GIVEN REQUEST: Here are some records; quote them exactly, leaving out the pictures.

MATERIAL FOR THE TASK:
________________________
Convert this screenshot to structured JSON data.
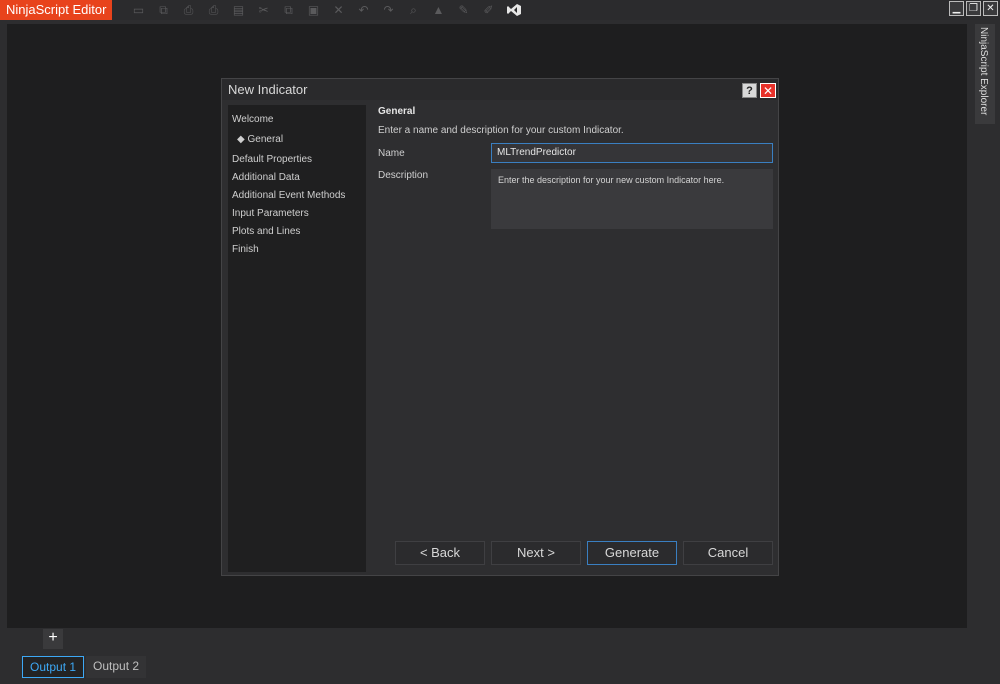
{
  "app": {
    "title": "NinjaScript Editor",
    "accent_color": "#e8431c"
  },
  "toolbar": {
    "icons": [
      "save-icon",
      "save-all-icon",
      "print-icon",
      "print-preview-icon",
      "template-icon",
      "cut-icon",
      "copy-icon",
      "paste-icon",
      "delete-icon",
      "undo-icon",
      "redo-icon",
      "find-icon",
      "compile-icon",
      "comment-icon",
      "uncomment-icon",
      "visual-studio-icon"
    ]
  },
  "window_controls": {
    "minimize": "▁",
    "restore": "❐",
    "close": "✕"
  },
  "side_panel": {
    "label": "NinjaScript Explorer"
  },
  "output": {
    "add_label": "+",
    "tabs": [
      {
        "label": "Output 1",
        "active": true
      },
      {
        "label": "Output 2",
        "active": false
      }
    ]
  },
  "dialog": {
    "title": "New Indicator",
    "help_label": "?",
    "close_label": "✕",
    "nav": {
      "items": [
        "Welcome",
        "General",
        "Default Properties",
        "Additional Data",
        "Additional Event Methods",
        "Input Parameters",
        "Plots and Lines",
        "Finish"
      ],
      "current_marker": "◆"
    },
    "section_title": "General",
    "section_desc": "Enter a name and description for your custom Indicator.",
    "name_label": "Name",
    "name_value": "MLTrendPredictor",
    "description_label": "Description",
    "description_value": "Enter the description for your new custom Indicator here.",
    "buttons": {
      "back": "< Back",
      "next": "Next >",
      "generate": "Generate",
      "cancel": "Cancel"
    }
  }
}
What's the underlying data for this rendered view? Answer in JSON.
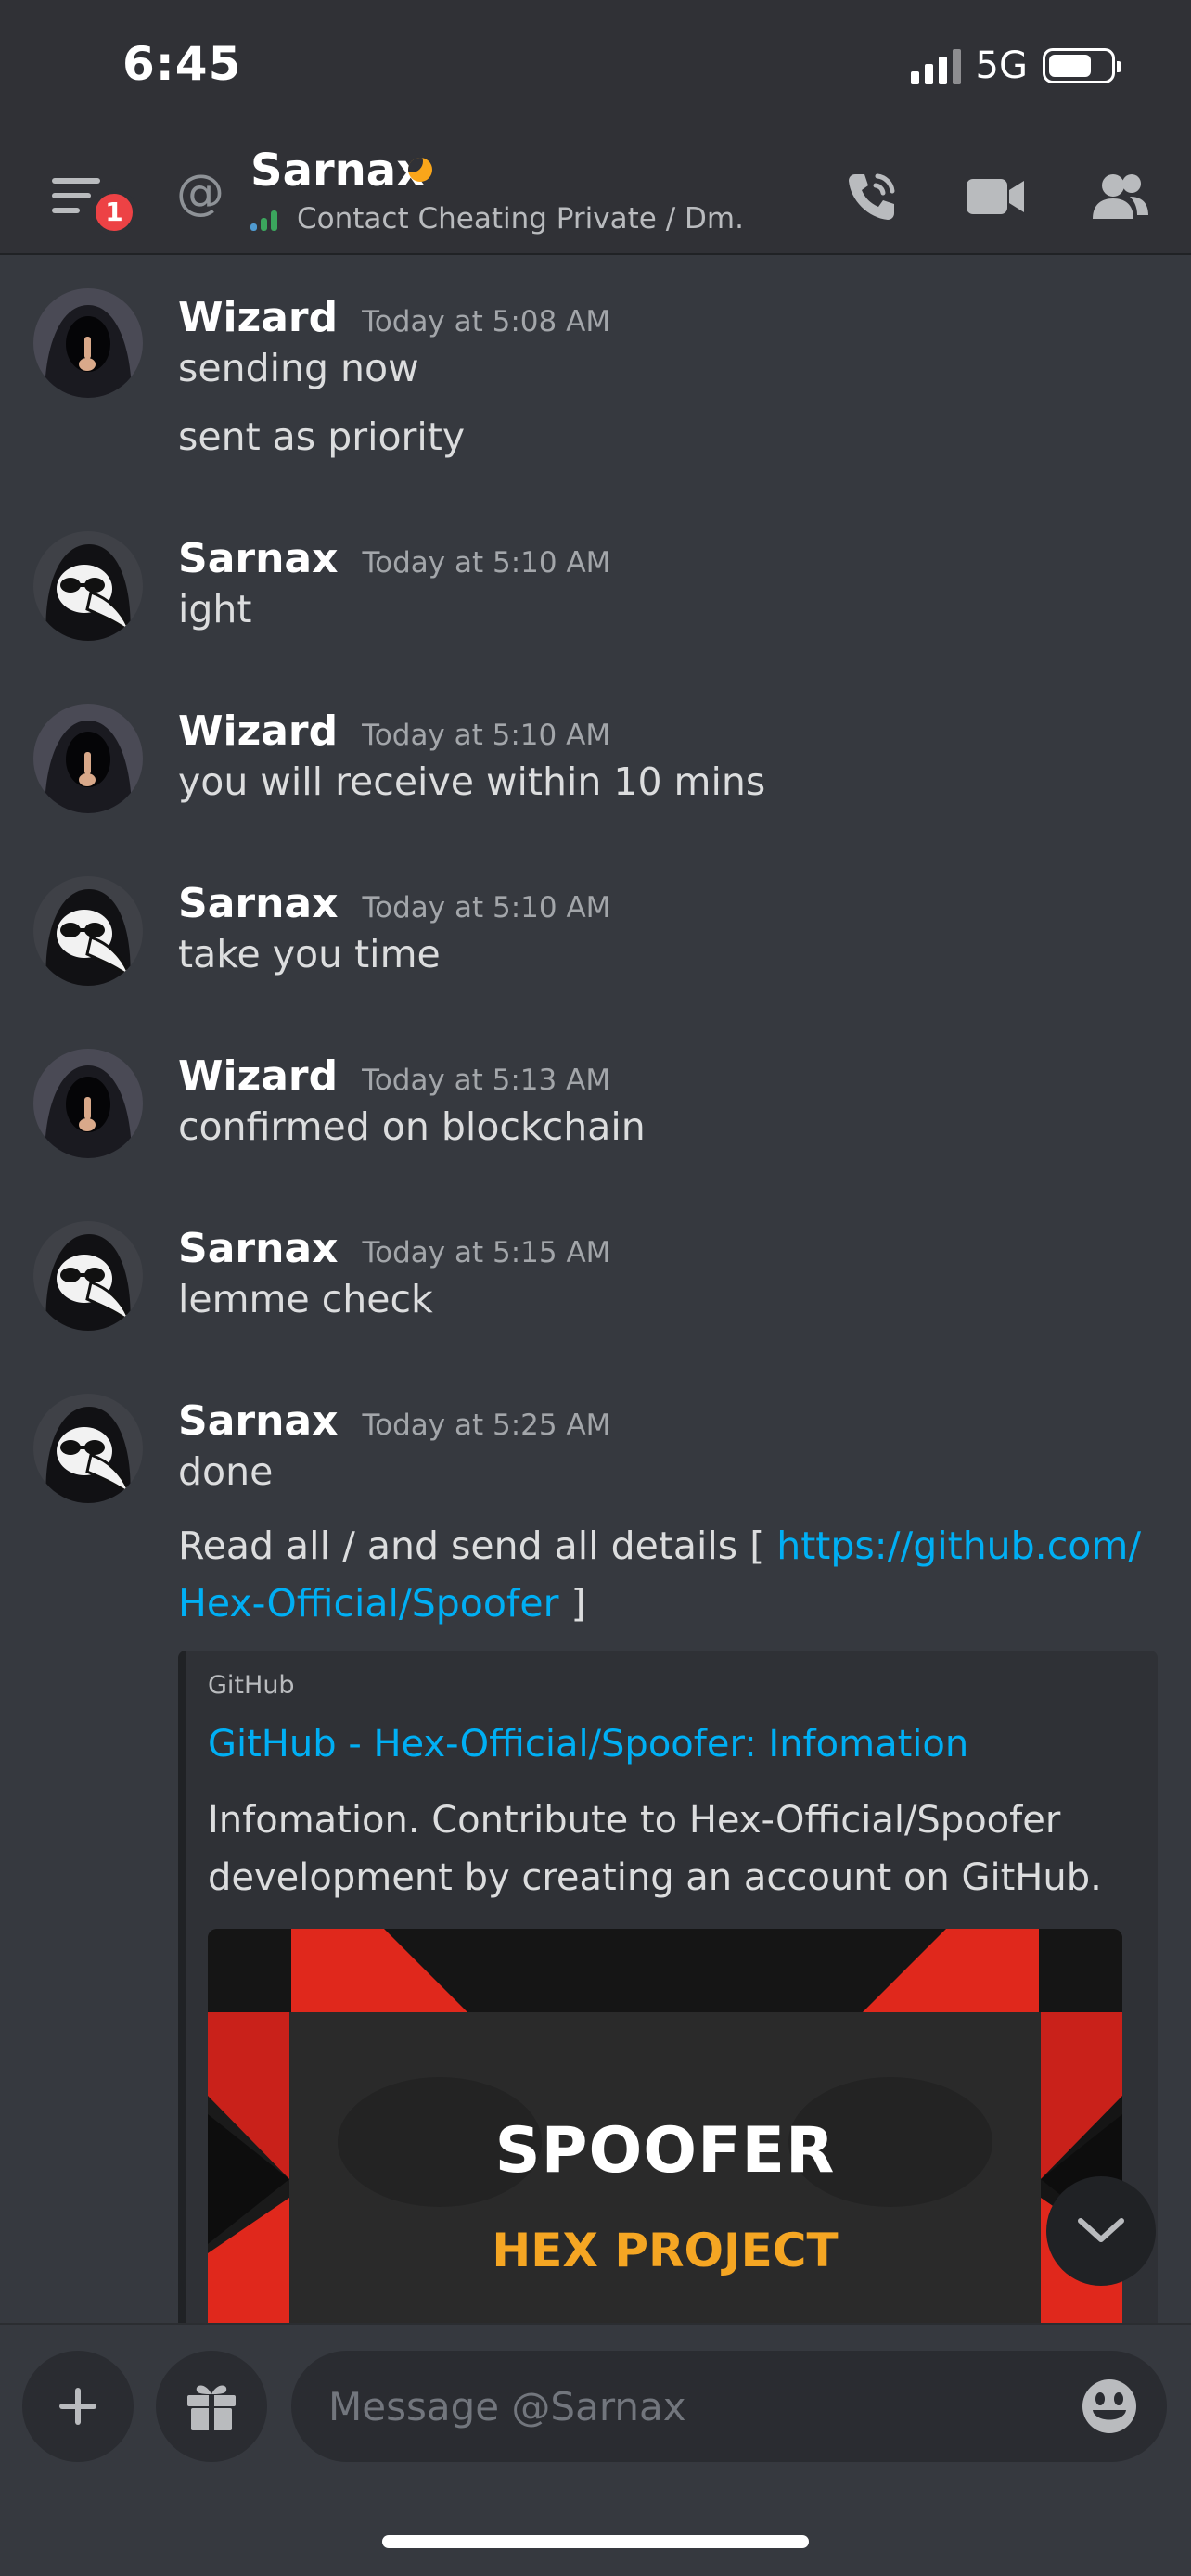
{
  "status_bar": {
    "time": "6:45",
    "network": "5G"
  },
  "header": {
    "notification_count": "1",
    "at_symbol": "@",
    "title": "Sarnax",
    "subtitle": "Contact Cheating Private / Dm."
  },
  "messages": [
    {
      "author": "Wizard",
      "timestamp": "Today at 5:08 AM",
      "avatar": "hooded-figure-avatar",
      "lines": [
        "sending now",
        "sent as priority"
      ]
    },
    {
      "author": "Sarnax",
      "timestamp": "Today at 5:10 AM",
      "avatar": "plague-doctor-avatar",
      "lines": [
        "ight"
      ]
    },
    {
      "author": "Wizard",
      "timestamp": "Today at 5:10 AM",
      "avatar": "hooded-figure-avatar",
      "lines": [
        "you will receive within 10 mins"
      ]
    },
    {
      "author": "Sarnax",
      "timestamp": "Today at 5:10 AM",
      "avatar": "plague-doctor-avatar",
      "lines": [
        "take you time"
      ]
    },
    {
      "author": "Wizard",
      "timestamp": "Today at 5:13 AM",
      "avatar": "hooded-figure-avatar",
      "lines": [
        "confirmed on blockchain"
      ]
    },
    {
      "author": "Sarnax",
      "timestamp": "Today at 5:15 AM",
      "avatar": "plague-doctor-avatar",
      "lines": [
        "lemme check"
      ]
    },
    {
      "author": "Sarnax",
      "timestamp": "Today at 5:25 AM",
      "avatar": "plague-doctor-avatar",
      "lines": [
        "done"
      ],
      "link_message": {
        "prefix": "Read all / and send all details [ ",
        "link_part1": "https://github.com/",
        "link_part2": "Hex-Official/Spoofer",
        "suffix": " ]"
      },
      "embed": {
        "provider": "GitHub",
        "title": "GitHub - Hex-Official/Spoofer: Infomation",
        "description": "Infomation. Contribute to Hex-Official/Spoofer development by creating an account on GitHub.",
        "image_title": "SPOOFER",
        "image_subtitle": "HEX PROJECT"
      }
    }
  ],
  "composer": {
    "placeholder": "Message @Sarnax"
  },
  "colors": {
    "background": "#36393f",
    "header": "#303136",
    "link": "#00aff4",
    "badge": "#ed4245",
    "idle": "#faa61a",
    "accent_red": "#e0281c",
    "hex_orange": "#f5a623"
  },
  "icons": [
    "menu-icon",
    "call-icon",
    "video-icon",
    "members-icon",
    "plus-icon",
    "gift-icon",
    "emoji-icon",
    "chevron-down-icon"
  ]
}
________________________
WRITTEN SOLUTION:
Convert this screenshot to structured JSON data.
{
  "app": {
    "title": "NinjaScript Editor",
    "accent_color": "#e8431c"
  },
  "toolbar": {
    "icons": [
      "save-icon",
      "save-all-icon",
      "print-icon",
      "print-preview-icon",
      "template-icon",
      "cut-icon",
      "copy-icon",
      "paste-icon",
      "delete-icon",
      "undo-icon",
      "redo-icon",
      "find-icon",
      "compile-icon",
      "comment-icon",
      "uncomment-icon",
      "visual-studio-icon"
    ]
  },
  "window_controls": {
    "minimize": "▁",
    "restore": "❐",
    "close": "✕"
  },
  "side_panel": {
    "label": "NinjaScript Explorer"
  },
  "output": {
    "add_label": "+",
    "tabs": [
      {
        "label": "Output 1",
        "active": true
      },
      {
        "label": "Output 2",
        "active": false
      }
    ]
  },
  "dialog": {
    "title": "New Indicator",
    "help_label": "?",
    "close_label": "✕",
    "nav": {
      "items": [
        "Welcome",
        "General",
        "Default Properties",
        "Additional Data",
        "Additional Event Methods",
        "Input Parameters",
        "Plots and Lines",
        "Finish"
      ],
      "current_marker": "◆"
    },
    "section_title": "General",
    "section_desc": "Enter a name and description for your custom Indicator.",
    "name_label": "Name",
    "name_value": "MLTrendPredictor",
    "description_label": "Description",
    "description_value": "Enter the description for your new custom Indicator here.",
    "buttons": {
      "back": "< Back",
      "next": "Next >",
      "generate": "Generate",
      "cancel": "Cancel"
    }
  }
}
What's the underlying data for this rendered view? Answer in JSON.
{
  "status_bar": {
    "time": "6:45",
    "network": "5G"
  },
  "header": {
    "notification_count": "1",
    "at_symbol": "@",
    "title": "Sarnax",
    "subtitle": "Contact Cheating Private / Dm."
  },
  "messages": [
    {
      "author": "Wizard",
      "timestamp": "Today at 5:08 AM",
      "avatar": "hooded-figure-avatar",
      "lines": [
        "sending now",
        "sent as priority"
      ]
    },
    {
      "author": "Sarnax",
      "timestamp": "Today at 5:10 AM",
      "avatar": "plague-doctor-avatar",
      "lines": [
        "ight"
      ]
    },
    {
      "author": "Wizard",
      "timestamp": "Today at 5:10 AM",
      "avatar": "hooded-figure-avatar",
      "lines": [
        "you will receive within 10 mins"
      ]
    },
    {
      "author": "Sarnax",
      "timestamp": "Today at 5:10 AM",
      "avatar": "plague-doctor-avatar",
      "lines": [
        "take you time"
      ]
    },
    {
      "author": "Wizard",
      "timestamp": "Today at 5:13 AM",
      "avatar": "hooded-figure-avatar",
      "lines": [
        "confirmed on blockchain"
      ]
    },
    {
      "author": "Sarnax",
      "timestamp": "Today at 5:15 AM",
      "avatar": "plague-doctor-avatar",
      "lines": [
        "lemme check"
      ]
    },
    {
      "author": "Sarnax",
      "timestamp": "Today at 5:25 AM",
      "avatar": "plague-doctor-avatar",
      "lines": [
        "done"
      ],
      "link_message": {
        "prefix": "Read all / and send all details [ ",
        "link_part1": "https://github.com/",
        "link_part2": "Hex-Official/Spoofer",
        "suffix": " ]"
      },
      "embed": {
        "provider": "GitHub",
        "title": "GitHub - Hex-Official/Spoofer: Infomation",
        "description": "Infomation. Contribute to Hex-Official/Spoofer development by creating an account on GitHub.",
        "image_title": "SPOOFER",
        "image_subtitle": "HEX PROJECT"
      }
    }
  ],
  "composer": {
    "placeholder": "Message @Sarnax"
  },
  "colors": {
    "background": "#36393f",
    "header": "#303136",
    "link": "#00aff4",
    "badge": "#ed4245",
    "idle": "#faa61a",
    "accent_red": "#e0281c",
    "hex_orange": "#f5a623"
  },
  "icons": [
    "menu-icon",
    "call-icon",
    "video-icon",
    "members-icon",
    "plus-icon",
    "gift-icon",
    "emoji-icon",
    "chevron-down-icon"
  ]
}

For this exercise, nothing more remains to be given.